THE REQUEST: Find the word "understand" in the data. Return every line where it appears.

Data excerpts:
------------------------------------------------

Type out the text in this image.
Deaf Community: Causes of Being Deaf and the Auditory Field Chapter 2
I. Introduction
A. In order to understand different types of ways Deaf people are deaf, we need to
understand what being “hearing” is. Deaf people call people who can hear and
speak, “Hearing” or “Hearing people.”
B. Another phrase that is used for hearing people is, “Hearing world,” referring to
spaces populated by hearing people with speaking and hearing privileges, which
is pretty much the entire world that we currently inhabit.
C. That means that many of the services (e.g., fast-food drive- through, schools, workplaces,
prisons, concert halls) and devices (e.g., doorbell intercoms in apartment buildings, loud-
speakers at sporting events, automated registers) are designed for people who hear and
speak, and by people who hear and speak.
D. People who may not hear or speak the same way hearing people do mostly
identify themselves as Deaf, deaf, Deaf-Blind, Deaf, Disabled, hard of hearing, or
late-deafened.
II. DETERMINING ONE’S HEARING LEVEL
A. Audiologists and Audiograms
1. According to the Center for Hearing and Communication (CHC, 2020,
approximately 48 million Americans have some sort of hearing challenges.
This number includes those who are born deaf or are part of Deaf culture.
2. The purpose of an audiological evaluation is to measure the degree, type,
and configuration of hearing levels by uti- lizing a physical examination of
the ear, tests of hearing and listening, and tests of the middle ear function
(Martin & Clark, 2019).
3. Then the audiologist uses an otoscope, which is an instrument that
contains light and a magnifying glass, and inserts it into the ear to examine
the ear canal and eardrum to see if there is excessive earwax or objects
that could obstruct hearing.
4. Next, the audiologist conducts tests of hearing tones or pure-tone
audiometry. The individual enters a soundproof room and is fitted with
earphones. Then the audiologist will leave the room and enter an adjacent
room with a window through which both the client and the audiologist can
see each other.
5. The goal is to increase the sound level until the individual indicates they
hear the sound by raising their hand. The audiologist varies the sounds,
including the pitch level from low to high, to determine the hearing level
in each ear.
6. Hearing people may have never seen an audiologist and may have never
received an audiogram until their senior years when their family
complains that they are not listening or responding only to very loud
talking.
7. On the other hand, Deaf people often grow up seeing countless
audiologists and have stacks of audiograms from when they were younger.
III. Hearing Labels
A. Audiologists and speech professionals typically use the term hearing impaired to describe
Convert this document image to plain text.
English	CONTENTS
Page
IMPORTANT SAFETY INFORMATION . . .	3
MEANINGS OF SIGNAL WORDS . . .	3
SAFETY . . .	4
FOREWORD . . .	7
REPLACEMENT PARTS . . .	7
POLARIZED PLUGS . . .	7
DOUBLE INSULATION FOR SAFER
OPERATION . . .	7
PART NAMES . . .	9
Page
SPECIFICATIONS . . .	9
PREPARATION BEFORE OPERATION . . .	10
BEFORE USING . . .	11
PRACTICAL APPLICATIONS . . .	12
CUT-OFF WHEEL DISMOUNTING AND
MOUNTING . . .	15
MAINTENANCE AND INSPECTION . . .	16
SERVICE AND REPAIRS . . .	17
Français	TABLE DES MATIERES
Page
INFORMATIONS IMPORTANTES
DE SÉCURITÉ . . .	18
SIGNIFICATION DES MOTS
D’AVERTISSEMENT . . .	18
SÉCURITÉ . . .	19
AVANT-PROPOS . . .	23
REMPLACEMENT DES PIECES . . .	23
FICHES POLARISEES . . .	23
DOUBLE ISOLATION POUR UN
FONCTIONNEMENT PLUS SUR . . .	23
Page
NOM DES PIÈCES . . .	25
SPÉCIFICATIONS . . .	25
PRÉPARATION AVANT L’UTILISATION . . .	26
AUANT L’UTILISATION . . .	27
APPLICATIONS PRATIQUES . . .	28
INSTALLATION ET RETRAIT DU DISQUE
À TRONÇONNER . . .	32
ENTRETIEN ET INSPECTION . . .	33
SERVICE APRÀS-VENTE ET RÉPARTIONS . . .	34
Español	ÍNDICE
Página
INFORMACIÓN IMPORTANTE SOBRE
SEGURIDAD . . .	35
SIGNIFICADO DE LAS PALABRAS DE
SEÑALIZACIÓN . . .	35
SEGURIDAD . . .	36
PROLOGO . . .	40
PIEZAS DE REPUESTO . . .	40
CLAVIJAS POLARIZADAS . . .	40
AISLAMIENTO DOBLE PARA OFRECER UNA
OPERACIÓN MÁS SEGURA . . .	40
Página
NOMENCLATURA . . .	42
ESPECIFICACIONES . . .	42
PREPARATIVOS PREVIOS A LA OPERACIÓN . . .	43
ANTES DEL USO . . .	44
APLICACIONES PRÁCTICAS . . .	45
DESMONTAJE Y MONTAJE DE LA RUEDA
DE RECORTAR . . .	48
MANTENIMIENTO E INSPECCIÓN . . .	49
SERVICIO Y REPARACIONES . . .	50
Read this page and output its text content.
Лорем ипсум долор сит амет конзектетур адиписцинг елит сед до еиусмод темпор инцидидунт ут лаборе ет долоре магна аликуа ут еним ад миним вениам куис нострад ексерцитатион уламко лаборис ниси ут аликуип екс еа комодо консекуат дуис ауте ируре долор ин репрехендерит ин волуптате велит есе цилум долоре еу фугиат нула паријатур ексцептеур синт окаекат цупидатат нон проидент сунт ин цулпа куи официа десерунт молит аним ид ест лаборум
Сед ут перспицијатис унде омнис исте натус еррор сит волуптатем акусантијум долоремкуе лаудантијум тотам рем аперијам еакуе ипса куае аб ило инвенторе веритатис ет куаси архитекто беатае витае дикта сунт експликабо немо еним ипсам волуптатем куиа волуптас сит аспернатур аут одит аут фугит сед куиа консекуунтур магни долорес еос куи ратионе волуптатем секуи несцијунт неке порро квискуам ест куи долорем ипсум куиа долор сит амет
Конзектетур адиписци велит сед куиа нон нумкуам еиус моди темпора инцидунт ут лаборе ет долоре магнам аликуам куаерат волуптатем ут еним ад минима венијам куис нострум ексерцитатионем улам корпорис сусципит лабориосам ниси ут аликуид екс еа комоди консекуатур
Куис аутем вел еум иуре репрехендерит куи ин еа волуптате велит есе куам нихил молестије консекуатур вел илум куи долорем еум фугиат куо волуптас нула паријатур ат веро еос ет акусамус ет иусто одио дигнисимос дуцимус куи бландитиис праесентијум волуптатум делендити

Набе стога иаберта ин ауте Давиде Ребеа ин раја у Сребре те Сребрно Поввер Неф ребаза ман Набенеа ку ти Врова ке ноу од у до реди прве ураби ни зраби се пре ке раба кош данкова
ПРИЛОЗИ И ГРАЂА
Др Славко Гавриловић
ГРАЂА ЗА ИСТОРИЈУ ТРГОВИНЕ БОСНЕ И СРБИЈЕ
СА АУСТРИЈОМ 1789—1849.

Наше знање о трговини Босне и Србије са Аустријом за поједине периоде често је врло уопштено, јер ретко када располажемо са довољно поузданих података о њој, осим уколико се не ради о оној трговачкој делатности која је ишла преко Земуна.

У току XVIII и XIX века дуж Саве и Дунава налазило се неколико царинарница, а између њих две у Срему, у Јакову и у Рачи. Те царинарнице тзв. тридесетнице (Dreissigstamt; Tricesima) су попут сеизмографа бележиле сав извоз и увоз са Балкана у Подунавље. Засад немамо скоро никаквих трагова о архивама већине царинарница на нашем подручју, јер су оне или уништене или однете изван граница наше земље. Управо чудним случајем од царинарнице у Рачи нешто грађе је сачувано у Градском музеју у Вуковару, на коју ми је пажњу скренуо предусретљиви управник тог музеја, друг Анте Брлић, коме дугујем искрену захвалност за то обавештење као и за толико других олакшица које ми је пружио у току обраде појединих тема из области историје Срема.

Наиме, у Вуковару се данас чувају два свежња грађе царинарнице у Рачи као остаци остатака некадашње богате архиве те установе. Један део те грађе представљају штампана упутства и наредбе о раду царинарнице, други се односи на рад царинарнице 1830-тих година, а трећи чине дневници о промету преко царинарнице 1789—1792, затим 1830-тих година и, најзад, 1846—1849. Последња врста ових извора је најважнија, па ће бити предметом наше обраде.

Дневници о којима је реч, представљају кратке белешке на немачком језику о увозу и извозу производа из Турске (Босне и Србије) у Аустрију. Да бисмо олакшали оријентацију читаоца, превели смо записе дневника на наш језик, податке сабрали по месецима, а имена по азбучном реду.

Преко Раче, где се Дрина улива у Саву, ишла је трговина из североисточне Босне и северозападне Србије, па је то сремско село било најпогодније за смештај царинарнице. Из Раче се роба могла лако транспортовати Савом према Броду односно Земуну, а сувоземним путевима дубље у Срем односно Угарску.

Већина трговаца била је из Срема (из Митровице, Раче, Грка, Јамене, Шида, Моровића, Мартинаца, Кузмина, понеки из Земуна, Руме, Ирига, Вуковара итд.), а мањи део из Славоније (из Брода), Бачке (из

------------------------------------------------

RESULT:
A. In order to understand different types of ways Deaf people are deaf, we need to
understand what being “hearing” is. Deaf people call people who can hear and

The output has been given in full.